What you should do
Would you set down every entry shown below, precisely as written?

Records shown start

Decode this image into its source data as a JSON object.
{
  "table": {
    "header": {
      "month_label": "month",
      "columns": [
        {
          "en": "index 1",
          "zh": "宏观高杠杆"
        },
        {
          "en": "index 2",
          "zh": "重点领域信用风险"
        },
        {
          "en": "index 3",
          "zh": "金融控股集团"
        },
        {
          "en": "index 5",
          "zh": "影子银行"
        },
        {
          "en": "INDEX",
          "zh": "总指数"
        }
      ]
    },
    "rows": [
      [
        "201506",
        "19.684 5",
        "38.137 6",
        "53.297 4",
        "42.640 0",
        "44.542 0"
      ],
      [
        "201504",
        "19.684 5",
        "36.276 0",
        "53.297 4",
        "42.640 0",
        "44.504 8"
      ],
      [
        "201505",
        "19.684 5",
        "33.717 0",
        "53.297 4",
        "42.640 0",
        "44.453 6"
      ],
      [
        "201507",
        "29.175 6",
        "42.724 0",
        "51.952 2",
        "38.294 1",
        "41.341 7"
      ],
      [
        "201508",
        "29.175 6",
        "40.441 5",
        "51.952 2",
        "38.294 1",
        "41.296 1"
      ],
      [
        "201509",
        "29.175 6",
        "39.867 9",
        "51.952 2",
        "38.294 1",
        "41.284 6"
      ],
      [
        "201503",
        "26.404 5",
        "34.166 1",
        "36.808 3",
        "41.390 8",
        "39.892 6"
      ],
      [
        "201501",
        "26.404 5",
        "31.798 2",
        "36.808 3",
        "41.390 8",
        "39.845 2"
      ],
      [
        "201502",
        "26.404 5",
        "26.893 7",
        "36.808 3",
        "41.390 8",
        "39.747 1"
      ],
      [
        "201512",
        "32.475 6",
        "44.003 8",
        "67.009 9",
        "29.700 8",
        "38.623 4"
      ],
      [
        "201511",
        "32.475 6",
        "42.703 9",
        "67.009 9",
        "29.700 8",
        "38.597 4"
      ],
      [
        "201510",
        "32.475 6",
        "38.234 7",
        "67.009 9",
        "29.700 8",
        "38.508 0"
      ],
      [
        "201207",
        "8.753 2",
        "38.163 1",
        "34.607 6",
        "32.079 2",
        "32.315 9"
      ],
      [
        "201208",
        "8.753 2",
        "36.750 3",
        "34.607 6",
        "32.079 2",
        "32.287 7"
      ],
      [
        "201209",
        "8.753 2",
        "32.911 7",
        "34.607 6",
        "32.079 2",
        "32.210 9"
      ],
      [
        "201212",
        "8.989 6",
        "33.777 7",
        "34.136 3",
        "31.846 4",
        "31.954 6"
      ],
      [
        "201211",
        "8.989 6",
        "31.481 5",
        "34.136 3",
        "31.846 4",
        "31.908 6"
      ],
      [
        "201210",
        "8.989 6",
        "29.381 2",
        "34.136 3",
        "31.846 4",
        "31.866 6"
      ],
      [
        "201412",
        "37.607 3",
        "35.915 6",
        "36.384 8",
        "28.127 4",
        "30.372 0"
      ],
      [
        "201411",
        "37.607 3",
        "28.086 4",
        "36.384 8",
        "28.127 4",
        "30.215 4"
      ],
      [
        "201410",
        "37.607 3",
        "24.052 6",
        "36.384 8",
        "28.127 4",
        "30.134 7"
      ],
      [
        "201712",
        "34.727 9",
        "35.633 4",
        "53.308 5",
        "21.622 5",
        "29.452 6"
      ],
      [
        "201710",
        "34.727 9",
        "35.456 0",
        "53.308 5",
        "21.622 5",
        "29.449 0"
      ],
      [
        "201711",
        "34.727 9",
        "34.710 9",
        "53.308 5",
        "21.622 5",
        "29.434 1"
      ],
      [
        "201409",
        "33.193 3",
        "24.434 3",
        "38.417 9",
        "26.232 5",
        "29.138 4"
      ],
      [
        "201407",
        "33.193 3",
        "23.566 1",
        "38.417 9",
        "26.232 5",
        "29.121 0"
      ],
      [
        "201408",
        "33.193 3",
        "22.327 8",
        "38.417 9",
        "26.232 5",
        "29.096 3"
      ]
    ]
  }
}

Records shown end

Task solution
Decode this image into its source data as a JSON object.
{
  "table": {
    "header": {
      "month_label": "month",
      "columns": [
        {
          "en": "index 1",
          "zh": "宏观高杠杆"
        },
        {
          "en": "index 2",
          "zh": "重点领域信用风险"
        },
        {
          "en": "index 3",
          "zh": "金融控股集团"
        },
        {
          "en": "index 5",
          "zh": "影子银行"
        },
        {
          "en": "INDEX",
          "zh": "总指数"
        }
      ]
    },
    "rows": [
      [
        "201506",
        "19.684 5",
        "38.137 6",
        "53.297 4",
        "42.640 0",
        "44.542 0"
      ],
      [
        "201504",
        "19.684 5",
        "36.276 0",
        "53.297 4",
        "42.640 0",
        "44.504 8"
      ],
      [
        "201505",
        "19.684 5",
        "33.717 0",
        "53.297 4",
        "42.640 0",
        "44.453 6"
      ],
      [
        "201507",
        "29.175 6",
        "42.724 0",
        "51.952 2",
        "38.294 1",
        "41.341 7"
      ],
      [
        "201508",
        "29.175 6",
        "40.441 5",
        "51.952 2",
        "38.294 1",
        "41.296 1"
      ],
      [
        "201509",
        "29.175 6",
        "39.867 9",
        "51.952 2",
        "38.294 1",
        "41.284 6"
      ],
      [
        "201503",
        "26.404 5",
        "34.166 1",
        "36.808 3",
        "41.390 8",
        "39.892 6"
      ],
      [
        "201501",
        "26.404 5",
        "31.798 2",
        "36.808 3",
        "41.390 8",
        "39.845 2"
      ],
      [
        "201502",
        "26.404 5",
        "26.893 7",
        "36.808 3",
        "41.390 8",
        "39.747 1"
      ],
      [
        "201512",
        "32.475 6",
        "44.003 8",
        "67.009 9",
        "29.700 8",
        "38.623 4"
      ],
      [
        "201511",
        "32.475 6",
        "42.703 9",
        "67.009 9",
        "29.700 8",
        "38.597 4"
      ],
      [
        "201510",
        "32.475 6",
        "38.234 7",
        "67.009 9",
        "29.700 8",
        "38.508 0"
      ],
      [
        "201207",
        "8.753 2",
        "38.163 1",
        "34.607 6",
        "32.079 2",
        "32.315 9"
      ],
      [
        "201208",
        "8.753 2",
        "36.750 3",
        "34.607 6",
        "32.079 2",
        "32.287 7"
      ],
      [
        "201209",
        "8.753 2",
        "32.911 7",
        "34.607 6",
        "32.079 2",
        "32.210 9"
      ],
      [
        "201212",
        "8.989 6",
        "33.777 7",
        "34.136 3",
        "31.846 4",
        "31.954 6"
      ],
      [
        "201211",
        "8.989 6",
        "31.481 5",
        "34.136 3",
        "31.846 4",
        "31.908 6"
      ],
      [
        "201210",
        "8.989 6",
        "29.381 2",
        "34.136 3",
        "31.846 4",
        "31.866 6"
      ],
      [
        "201412",
        "37.607 3",
        "35.915 6",
        "36.384 8",
        "28.127 4",
        "30.372 0"
      ],
      [
        "201411",
        "37.607 3",
        "28.086 4",
        "36.384 8",
        "28.127 4",
        "30.215 4"
      ],
      [
        "201410",
        "37.607 3",
        "24.052 6",
        "36.384 8",
        "28.127 4",
        "30.134 7"
      ],
      [
        "201712",
        "34.727 9",
        "35.633 4",
        "53.308 5",
        "21.622 5",
        "29.452 6"
      ],
      [
        "201710",
        "34.727 9",
        "35.456 0",
        "53.308 5",
        "21.622 5",
        "29.449 0"
      ],
      [
        "201711",
        "34.727 9",
        "34.710 9",
        "53.308 5",
        "21.622 5",
        "29.434 1"
      ],
      [
        "201409",
        "33.193 3",
        "24.434 3",
        "38.417 9",
        "26.232 5",
        "29.138 4"
      ],
      [
        "201407",
        "33.193 3",
        "23.566 1",
        "38.417 9",
        "26.232 5",
        "29.121 0"
      ],
      [
        "201408",
        "33.193 3",
        "22.327 8",
        "38.417 9",
        "26.232 5",
        "29.096 3"
      ]
    ]
  }
}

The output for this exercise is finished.